● Exercise goal
Go through the data and copy every line exactly, but not the images.

** begin Supplied records **

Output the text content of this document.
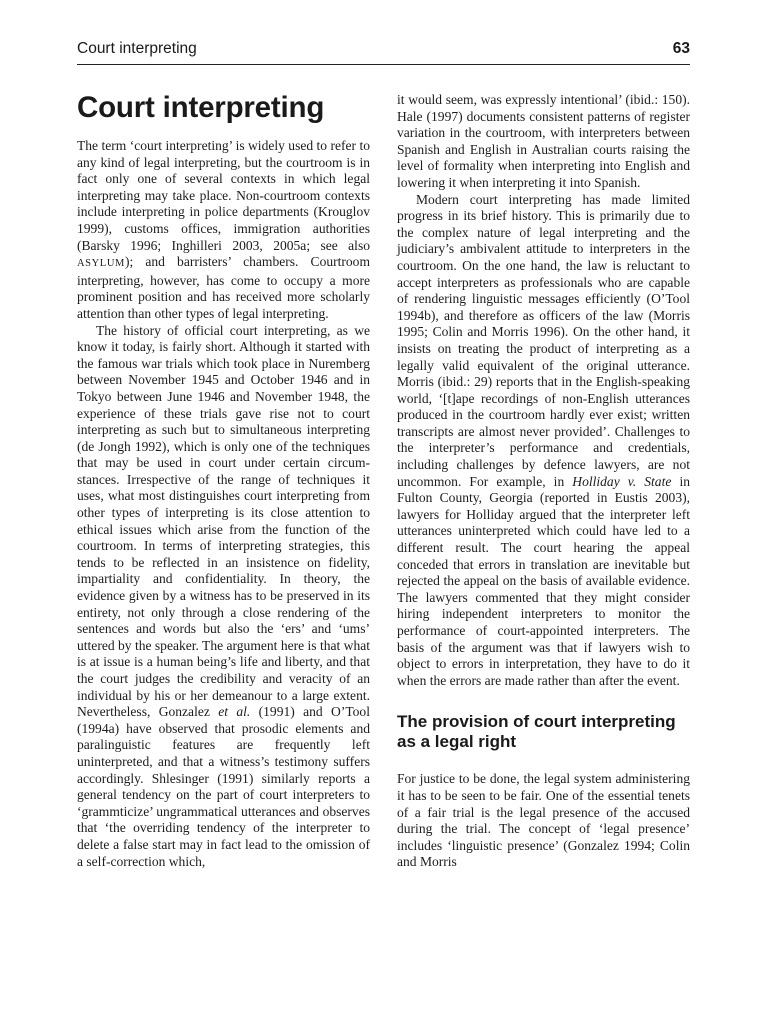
Court interpreting	63
Court interpreting

The term ‘court interpreting’ is widely used to refer to any kind of legal interpreting, but the courtroom is in fact only one of several contexts in which legal interpreting may take place. Non-courtroom contexts include interpreting in police departments (Krouglov 1999), customs offices, immigration authorities (Barsky 1996; Inghilleri 2003, 2005a; see also ASYLUM); and barristers’ chambers. Courtroom interpreting, however, has come to occupy a more prominent position and has received more scholarly attention than other types of legal interpreting.

The history of official court interpreting, as we know it today, is fairly short. Although it started with the famous war trials which took place in Nuremberg between November 1945 and October 1946 and in Tokyo between June 1946 and November 1948, the experience of these trials gave rise not to court interpreting as such but to simultaneous interpreting (de Jongh 1992), which is only one of the techniques that may be used in court under certain circumstances. Irrespective of the range of techniques it uses, what most distinguishes court interpreting from other types of interpreting is its close attention to ethical issues which arise from the function of the courtroom. In terms of interpreting strategies, this tends to be reflected in an insistence on fidelity, impartiality and confidentiality. In theory, the evidence given by a witness has to be preserved in its entirety, not only through a close rendering of the sentences and words but also the ‘ers’ and ‘ums’ uttered by the speaker. The argument here is that what is at issue is a human being’s life and liberty, and that the court judges the credibility and veracity of an individual by his or her demeanour to a large extent. Nevertheless, Gonzalez et al. (1991) and O’Tool (1994a) have observed that prosodic elements and paralinguistic features are frequently left uninterpreted, and that a witness’s testimony suffers accordingly. Shlesinger (1991) similarly reports a general tendency on the part of court interpreters to ‘grammticize’ ungrammatical utterances and observes that ‘the overriding tendency of the interpreter to delete a false start may in fact lead to the omission of a self-correction which,

it would seem, was expressly intentional’ (ibid.: 150). Hale (1997) documents consistent patterns of register variation in the courtroom, with interpreters between Spanish and English in Australian courts raising the level of formality when interpreting into English and lowering it when interpreting it into Spanish.

Modern court interpreting has made limited progress in its brief history. This is primarily due to the complex nature of legal interpreting and the judiciary’s ambivalent attitude to interpreters in the courtroom. On the one hand, the law is reluctant to accept interpreters as professionals who are capable of rendering linguistic messages efficiently (O’Tool 1994b), and therefore as officers of the law (Morris 1995; Colin and Morris 1996). On the other hand, it insists on treating the product of interpreting as a legally valid equivalent of the original utterance. Morris (ibid.: 29) reports that in the English-speaking world, ‘[t]ape recordings of non-English utterances produced in the courtroom hardly ever exist; written transcripts are almost never provided’. Challenges to the interpreter’s performance and credentials, including challenges by defence lawyers, are not uncommon. For example, in Holliday v. State in Fulton County, Georgia (reported in Eustis 2003), lawyers for Holliday argued that the interpreter left utterances uninterpreted which could have led to a different result. The court hearing the appeal conceded that errors in translation are inevitable but rejected the appeal on the basis of available evidence. The lawyers commented that they might consider hiring independent interpreters to monitor the performance of court-appointed interpreters. The basis of the argument was that if lawyers wish to object to errors in interpretation, they have to do it when the errors are made rather than after the event.

The provision of court interpreting as a legal right

For justice to be done, the legal system administering it has to be seen to be fair. One of the essential tenets of a fair trial is the legal presence of the accused during the trial. The concept of ‘legal presence’ includes ‘linguistic presence’ (Gonzalez 1994; Colin and Morris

** end Supplied records **

● Solution to the exercise
Output the text content of this document.
Court interpreting	63
Court interpreting

The term ‘court interpreting’ is widely used to refer to any kind of legal interpreting, but the courtroom is in fact only one of several contexts in which legal interpreting may take place. Non-courtroom contexts include interpreting in police departments (Krouglov 1999), customs offices, immigration authorities (Barsky 1996; Inghilleri 2003, 2005a; see also ASYLUM); and barristers’ chambers. Courtroom interpreting, however, has come to occupy a more prominent position and has received more scholarly attention than other types of legal interpreting.

The history of official court interpreting, as we know it today, is fairly short. Although it started with the famous war trials which took place in Nuremberg between November 1945 and October 1946 and in Tokyo between June 1946 and November 1948, the experience of these trials gave rise not to court interpreting as such but to simultaneous interpreting (de Jongh 1992), which is only one of the techniques that may be used in court under certain circumstances. Irrespective of the range of techniques it uses, what most distinguishes court interpreting from other types of interpreting is its close attention to ethical issues which arise from the function of the courtroom. In terms of interpreting strategies, this tends to be reflected in an insistence on fidelity, impartiality and confidentiality. In theory, the evidence given by a witness has to be preserved in its entirety, not only through a close rendering of the sentences and words but also the ‘ers’ and ‘ums’ uttered by the speaker. The argument here is that what is at issue is a human being’s life and liberty, and that the court judges the credibility and veracity of an individual by his or her demeanour to a large extent. Nevertheless, Gonzalez et al. (1991) and O’Tool (1994a) have observed that prosodic elements and paralinguistic features are frequently left uninterpreted, and that a witness’s testimony suffers accordingly. Shlesinger (1991) similarly reports a general tendency on the part of court interpreters to ‘grammticize’ ungrammatical utterances and observes that ‘the overriding tendency of the interpreter to delete a false start may in fact lead to the omission of a self-correction which,

it would seem, was expressly intentional’ (ibid.: 150). Hale (1997) documents consistent patterns of register variation in the courtroom, with interpreters between Spanish and English in Australian courts raising the level of formality when interpreting into English and lowering it when interpreting it into Spanish.

Modern court interpreting has made limited progress in its brief history. This is primarily due to the complex nature of legal interpreting and the judiciary’s ambivalent attitude to interpreters in the courtroom. On the one hand, the law is reluctant to accept interpreters as professionals who are capable of rendering linguistic messages efficiently (O’Tool 1994b), and therefore as officers of the law (Morris 1995; Colin and Morris 1996). On the other hand, it insists on treating the product of interpreting as a legally valid equivalent of the original utterance. Morris (ibid.: 29) reports that in the English-speaking world, ‘[t]ape recordings of non-English utterances produced in the courtroom hardly ever exist; written transcripts are almost never provided’. Challenges to the interpreter’s performance and credentials, including challenges by defence lawyers, are not uncommon. For example, in Holliday v. State in Fulton County, Georgia (reported in Eustis 2003), lawyers for Holliday argued that the interpreter left utterances uninterpreted which could have led to a different result. The court hearing the appeal conceded that errors in translation are inevitable but rejected the appeal on the basis of available evidence. The lawyers commented that they might consider hiring independent interpreters to monitor the performance of court-appointed interpreters. The basis of the argument was that if lawyers wish to object to errors in interpretation, they have to do it when the errors are made rather than after the event.

The provision of court interpreting as a legal right

For justice to be done, the legal system administering it has to be seen to be fair. One of the essential tenets of a fair trial is the legal presence of the accused during the trial. The concept of ‘legal presence’ includes ‘linguistic presence’ (Gonzalez 1994; Colin and Morris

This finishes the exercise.